### What to do
What follows is a block of records; restate each one word for word.

### Stored data
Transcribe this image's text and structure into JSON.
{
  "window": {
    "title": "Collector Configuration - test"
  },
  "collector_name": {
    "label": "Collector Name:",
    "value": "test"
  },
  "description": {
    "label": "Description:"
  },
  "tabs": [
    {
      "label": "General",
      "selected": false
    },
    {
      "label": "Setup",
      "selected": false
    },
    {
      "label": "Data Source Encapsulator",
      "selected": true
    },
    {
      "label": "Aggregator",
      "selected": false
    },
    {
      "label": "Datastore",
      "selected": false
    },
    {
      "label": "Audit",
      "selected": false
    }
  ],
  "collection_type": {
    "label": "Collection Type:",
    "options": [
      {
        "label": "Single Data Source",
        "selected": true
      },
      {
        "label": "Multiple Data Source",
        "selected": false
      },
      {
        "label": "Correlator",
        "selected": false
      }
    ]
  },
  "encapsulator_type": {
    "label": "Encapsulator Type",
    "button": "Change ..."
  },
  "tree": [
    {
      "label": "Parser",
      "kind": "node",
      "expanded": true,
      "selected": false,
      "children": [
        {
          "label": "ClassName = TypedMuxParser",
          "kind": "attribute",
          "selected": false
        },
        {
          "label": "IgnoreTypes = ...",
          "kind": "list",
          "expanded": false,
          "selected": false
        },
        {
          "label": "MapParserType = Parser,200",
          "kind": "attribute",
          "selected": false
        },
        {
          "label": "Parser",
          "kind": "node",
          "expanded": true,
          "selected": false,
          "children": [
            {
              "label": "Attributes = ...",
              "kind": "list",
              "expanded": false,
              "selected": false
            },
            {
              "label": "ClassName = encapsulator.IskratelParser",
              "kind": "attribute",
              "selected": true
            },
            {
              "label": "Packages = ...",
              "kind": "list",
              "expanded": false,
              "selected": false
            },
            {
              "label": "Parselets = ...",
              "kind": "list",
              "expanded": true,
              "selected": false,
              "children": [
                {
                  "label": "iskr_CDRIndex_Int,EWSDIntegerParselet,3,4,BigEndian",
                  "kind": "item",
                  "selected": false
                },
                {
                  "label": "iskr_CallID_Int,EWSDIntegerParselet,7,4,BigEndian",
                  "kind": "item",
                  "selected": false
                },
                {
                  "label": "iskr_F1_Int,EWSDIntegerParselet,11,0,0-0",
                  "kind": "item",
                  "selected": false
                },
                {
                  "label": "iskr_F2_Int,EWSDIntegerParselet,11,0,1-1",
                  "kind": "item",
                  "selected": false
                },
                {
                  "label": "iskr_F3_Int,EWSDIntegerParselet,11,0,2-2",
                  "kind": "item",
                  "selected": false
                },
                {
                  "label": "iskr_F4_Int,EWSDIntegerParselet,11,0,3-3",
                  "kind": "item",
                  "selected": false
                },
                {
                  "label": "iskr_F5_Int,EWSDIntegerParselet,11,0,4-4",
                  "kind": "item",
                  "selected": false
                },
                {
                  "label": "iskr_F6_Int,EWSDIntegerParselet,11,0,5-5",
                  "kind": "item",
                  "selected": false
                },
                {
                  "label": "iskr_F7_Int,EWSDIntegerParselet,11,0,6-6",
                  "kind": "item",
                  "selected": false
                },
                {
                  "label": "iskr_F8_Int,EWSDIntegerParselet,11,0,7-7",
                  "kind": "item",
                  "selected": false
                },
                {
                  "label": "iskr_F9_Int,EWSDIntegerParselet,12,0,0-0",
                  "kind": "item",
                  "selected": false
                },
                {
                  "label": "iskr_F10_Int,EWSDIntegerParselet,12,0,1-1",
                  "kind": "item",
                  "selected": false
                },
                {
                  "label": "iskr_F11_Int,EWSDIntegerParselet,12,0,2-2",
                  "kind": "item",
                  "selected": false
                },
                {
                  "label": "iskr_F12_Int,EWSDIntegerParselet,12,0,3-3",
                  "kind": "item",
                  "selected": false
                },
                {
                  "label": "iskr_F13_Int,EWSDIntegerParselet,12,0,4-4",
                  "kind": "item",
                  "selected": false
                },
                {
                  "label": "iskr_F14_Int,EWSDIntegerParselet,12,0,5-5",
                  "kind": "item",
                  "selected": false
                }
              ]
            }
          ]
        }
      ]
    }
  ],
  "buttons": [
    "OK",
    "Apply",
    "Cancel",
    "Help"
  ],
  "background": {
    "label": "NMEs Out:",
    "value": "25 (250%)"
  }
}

### Exercise solution
Transcribe this image's text and structure into JSON.
{
  "window": {
    "title": "Collector Configuration - test"
  },
  "collector_name": {
    "label": "Collector Name:",
    "value": "test"
  },
  "description": {
    "label": "Description:"
  },
  "tabs": [
    {
      "label": "General",
      "selected": false
    },
    {
      "label": "Setup",
      "selected": false
    },
    {
      "label": "Data Source Encapsulator",
      "selected": true
    },
    {
      "label": "Aggregator",
      "selected": false
    },
    {
      "label": "Datastore",
      "selected": false
    },
    {
      "label": "Audit",
      "selected": false
    }
  ],
  "collection_type": {
    "label": "Collection Type:",
    "options": [
      {
        "label": "Single Data Source",
        "selected": true
      },
      {
        "label": "Multiple Data Source",
        "selected": false
      },
      {
        "label": "Correlator",
        "selected": false
      }
    ]
  },
  "encapsulator_type": {
    "label": "Encapsulator Type",
    "button": "Change ..."
  },
  "tree": [
    {
      "label": "Parser",
      "kind": "node",
      "expanded": true,
      "selected": false,
      "children": [
        {
          "label": "ClassName = TypedMuxParser",
          "kind": "attribute",
          "selected": false
        },
        {
          "label": "IgnoreTypes = ...",
          "kind": "list",
          "expanded": false,
          "selected": false
        },
        {
          "label": "MapParserType = Parser,200",
          "kind": "attribute",
          "selected": false
        },
        {
          "label": "Parser",
          "kind": "node",
          "expanded": true,
          "selected": false,
          "children": [
            {
              "label": "Attributes = ...",
              "kind": "list",
              "expanded": false,
              "selected": false
            },
            {
              "label": "ClassName = encapsulator.IskratelParser",
              "kind": "attribute",
              "selected": true
            },
            {
              "label": "Packages = ...",
              "kind": "list",
              "expanded": false,
              "selected": false
            },
            {
              "label": "Parselets = ...",
              "kind": "list",
              "expanded": true,
              "selected": false,
              "children": [
                {
                  "label": "iskr_CDRIndex_Int,EWSDIntegerParselet,3,4,BigEndian",
                  "kind": "item",
                  "selected": false
                },
                {
                  "label": "iskr_CallID_Int,EWSDIntegerParselet,7,4,BigEndian",
                  "kind": "item",
                  "selected": false
                },
                {
                  "label": "iskr_F1_Int,EWSDIntegerParselet,11,0,0-0",
                  "kind": "item",
                  "selected": false
                },
                {
                  "label": "iskr_F2_Int,EWSDIntegerParselet,11,0,1-1",
                  "kind": "item",
                  "selected": false
                },
                {
                  "label": "iskr_F3_Int,EWSDIntegerParselet,11,0,2-2",
                  "kind": "item",
                  "selected": false
                },
                {
                  "label": "iskr_F4_Int,EWSDIntegerParselet,11,0,3-3",
                  "kind": "item",
                  "selected": false
                },
                {
                  "label": "iskr_F5_Int,EWSDIntegerParselet,11,0,4-4",
                  "kind": "item",
                  "selected": false
                },
                {
                  "label": "iskr_F6_Int,EWSDIntegerParselet,11,0,5-5",
                  "kind": "item",
                  "selected": false
                },
                {
                  "label": "iskr_F7_Int,EWSDIntegerParselet,11,0,6-6",
                  "kind": "item",
                  "selected": false
                },
                {
                  "label": "iskr_F8_Int,EWSDIntegerParselet,11,0,7-7",
                  "kind": "item",
                  "selected": false
                },
                {
                  "label": "iskr_F9_Int,EWSDIntegerParselet,12,0,0-0",
                  "kind": "item",
                  "selected": false
                },
                {
                  "label": "iskr_F10_Int,EWSDIntegerParselet,12,0,1-1",
                  "kind": "item",
                  "selected": false
                },
                {
                  "label": "iskr_F11_Int,EWSDIntegerParselet,12,0,2-2",
                  "kind": "item",
                  "selected": false
                },
                {
                  "label": "iskr_F12_Int,EWSDIntegerParselet,12,0,3-3",
                  "kind": "item",
                  "selected": false
                },
                {
                  "label": "iskr_F13_Int,EWSDIntegerParselet,12,0,4-4",
                  "kind": "item",
                  "selected": false
                },
                {
                  "label": "iskr_F14_Int,EWSDIntegerParselet,12,0,5-5",
                  "kind": "item",
                  "selected": false
                }
              ]
            }
          ]
        }
      ]
    }
  ],
  "buttons": [
    "OK",
    "Apply",
    "Cancel",
    "Help"
  ],
  "background": {
    "label": "NMEs Out:",
    "value": "25 (250%)"
  }
}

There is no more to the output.